## START

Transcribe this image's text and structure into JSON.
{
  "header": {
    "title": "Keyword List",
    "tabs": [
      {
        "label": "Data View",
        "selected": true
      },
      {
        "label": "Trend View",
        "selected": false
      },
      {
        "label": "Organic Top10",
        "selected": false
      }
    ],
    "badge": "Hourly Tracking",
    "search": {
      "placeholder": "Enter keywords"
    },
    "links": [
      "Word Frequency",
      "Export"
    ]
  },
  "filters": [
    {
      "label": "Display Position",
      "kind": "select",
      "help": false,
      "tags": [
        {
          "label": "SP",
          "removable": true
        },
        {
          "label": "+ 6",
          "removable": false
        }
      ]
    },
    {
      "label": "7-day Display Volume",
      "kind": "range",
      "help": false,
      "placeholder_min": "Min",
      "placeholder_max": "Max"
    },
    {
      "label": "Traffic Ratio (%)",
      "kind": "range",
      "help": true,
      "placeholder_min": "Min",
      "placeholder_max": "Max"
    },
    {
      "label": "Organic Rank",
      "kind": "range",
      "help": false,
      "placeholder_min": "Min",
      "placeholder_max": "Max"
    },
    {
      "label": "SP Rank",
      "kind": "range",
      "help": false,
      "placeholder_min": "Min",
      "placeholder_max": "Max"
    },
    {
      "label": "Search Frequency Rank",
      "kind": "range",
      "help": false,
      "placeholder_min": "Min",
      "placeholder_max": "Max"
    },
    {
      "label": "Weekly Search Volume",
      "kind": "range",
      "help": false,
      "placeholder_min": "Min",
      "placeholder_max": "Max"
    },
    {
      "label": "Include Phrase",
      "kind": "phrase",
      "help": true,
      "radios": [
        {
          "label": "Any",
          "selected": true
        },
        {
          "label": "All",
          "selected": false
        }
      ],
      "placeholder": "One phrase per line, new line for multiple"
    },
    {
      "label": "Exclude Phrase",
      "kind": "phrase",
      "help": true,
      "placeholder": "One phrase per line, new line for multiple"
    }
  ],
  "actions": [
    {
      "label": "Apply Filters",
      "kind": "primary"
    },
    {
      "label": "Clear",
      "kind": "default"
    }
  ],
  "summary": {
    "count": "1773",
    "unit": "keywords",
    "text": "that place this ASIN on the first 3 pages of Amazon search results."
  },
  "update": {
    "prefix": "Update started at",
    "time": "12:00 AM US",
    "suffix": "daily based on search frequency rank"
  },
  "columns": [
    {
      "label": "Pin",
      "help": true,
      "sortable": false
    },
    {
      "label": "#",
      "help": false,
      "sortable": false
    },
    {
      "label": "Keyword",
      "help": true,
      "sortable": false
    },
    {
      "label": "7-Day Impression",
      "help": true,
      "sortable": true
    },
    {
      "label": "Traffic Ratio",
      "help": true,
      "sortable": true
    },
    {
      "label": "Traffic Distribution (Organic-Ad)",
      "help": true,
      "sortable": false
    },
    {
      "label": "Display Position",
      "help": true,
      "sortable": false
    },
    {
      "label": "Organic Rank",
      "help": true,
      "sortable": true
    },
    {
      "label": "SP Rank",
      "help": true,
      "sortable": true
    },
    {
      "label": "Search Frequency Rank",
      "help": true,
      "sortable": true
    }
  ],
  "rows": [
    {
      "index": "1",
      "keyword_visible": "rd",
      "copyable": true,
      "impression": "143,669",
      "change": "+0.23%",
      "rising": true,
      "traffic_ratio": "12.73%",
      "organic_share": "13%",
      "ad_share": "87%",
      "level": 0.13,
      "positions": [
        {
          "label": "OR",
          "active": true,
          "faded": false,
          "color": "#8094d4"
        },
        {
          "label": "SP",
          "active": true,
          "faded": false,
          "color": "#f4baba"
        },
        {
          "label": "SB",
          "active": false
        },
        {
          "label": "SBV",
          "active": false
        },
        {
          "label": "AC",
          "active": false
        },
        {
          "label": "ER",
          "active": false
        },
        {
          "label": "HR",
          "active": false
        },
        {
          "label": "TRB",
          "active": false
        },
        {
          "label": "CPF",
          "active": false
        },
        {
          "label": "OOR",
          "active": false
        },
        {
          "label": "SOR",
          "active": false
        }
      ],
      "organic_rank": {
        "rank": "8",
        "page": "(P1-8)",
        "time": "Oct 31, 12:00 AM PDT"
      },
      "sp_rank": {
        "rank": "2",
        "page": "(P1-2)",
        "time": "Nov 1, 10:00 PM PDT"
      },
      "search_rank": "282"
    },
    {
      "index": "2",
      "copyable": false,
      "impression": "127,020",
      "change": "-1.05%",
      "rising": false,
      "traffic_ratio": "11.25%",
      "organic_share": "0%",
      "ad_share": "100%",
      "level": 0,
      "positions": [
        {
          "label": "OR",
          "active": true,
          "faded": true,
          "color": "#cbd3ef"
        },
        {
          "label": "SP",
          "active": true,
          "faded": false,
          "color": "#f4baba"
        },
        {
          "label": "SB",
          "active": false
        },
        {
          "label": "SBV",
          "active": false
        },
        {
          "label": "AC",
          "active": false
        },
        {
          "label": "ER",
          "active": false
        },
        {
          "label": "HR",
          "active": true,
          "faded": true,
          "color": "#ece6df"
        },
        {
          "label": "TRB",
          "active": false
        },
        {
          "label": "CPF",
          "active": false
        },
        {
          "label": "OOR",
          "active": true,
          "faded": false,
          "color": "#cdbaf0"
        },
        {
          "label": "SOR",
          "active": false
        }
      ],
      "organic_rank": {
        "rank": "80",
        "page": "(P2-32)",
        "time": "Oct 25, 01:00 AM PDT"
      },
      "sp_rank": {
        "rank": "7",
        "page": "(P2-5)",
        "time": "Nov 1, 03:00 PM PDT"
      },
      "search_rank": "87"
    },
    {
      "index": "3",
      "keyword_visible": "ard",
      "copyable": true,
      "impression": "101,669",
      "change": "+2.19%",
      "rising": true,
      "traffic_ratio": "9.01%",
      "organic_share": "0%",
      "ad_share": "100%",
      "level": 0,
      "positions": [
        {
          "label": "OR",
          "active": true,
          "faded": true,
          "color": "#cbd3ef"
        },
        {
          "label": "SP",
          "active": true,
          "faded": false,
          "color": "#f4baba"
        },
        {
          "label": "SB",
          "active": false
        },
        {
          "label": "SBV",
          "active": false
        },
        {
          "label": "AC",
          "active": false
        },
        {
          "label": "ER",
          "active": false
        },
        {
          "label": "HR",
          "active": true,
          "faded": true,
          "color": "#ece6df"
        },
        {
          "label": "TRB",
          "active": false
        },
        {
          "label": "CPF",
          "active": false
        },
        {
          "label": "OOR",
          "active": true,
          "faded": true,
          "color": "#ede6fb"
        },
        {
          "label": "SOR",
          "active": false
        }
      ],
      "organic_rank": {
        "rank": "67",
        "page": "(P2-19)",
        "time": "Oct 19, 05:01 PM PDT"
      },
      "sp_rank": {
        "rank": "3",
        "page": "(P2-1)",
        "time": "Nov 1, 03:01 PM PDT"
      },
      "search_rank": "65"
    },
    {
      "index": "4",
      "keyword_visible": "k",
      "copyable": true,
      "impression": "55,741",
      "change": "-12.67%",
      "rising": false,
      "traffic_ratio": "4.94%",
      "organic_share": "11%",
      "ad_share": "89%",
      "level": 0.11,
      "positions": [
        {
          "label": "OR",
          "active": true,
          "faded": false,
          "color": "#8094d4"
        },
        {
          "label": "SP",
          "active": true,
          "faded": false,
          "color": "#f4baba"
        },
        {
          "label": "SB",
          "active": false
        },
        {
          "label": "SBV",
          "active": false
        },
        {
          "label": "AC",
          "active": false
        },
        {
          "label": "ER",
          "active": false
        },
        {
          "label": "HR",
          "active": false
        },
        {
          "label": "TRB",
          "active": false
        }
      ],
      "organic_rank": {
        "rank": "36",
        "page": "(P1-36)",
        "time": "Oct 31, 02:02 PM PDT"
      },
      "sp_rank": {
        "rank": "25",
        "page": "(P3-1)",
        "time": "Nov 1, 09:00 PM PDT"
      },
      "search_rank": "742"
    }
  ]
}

## END

Prompt:
Tell how many lines hold the string "Volume", giving the number and nothing else.

Result for this exercise:
2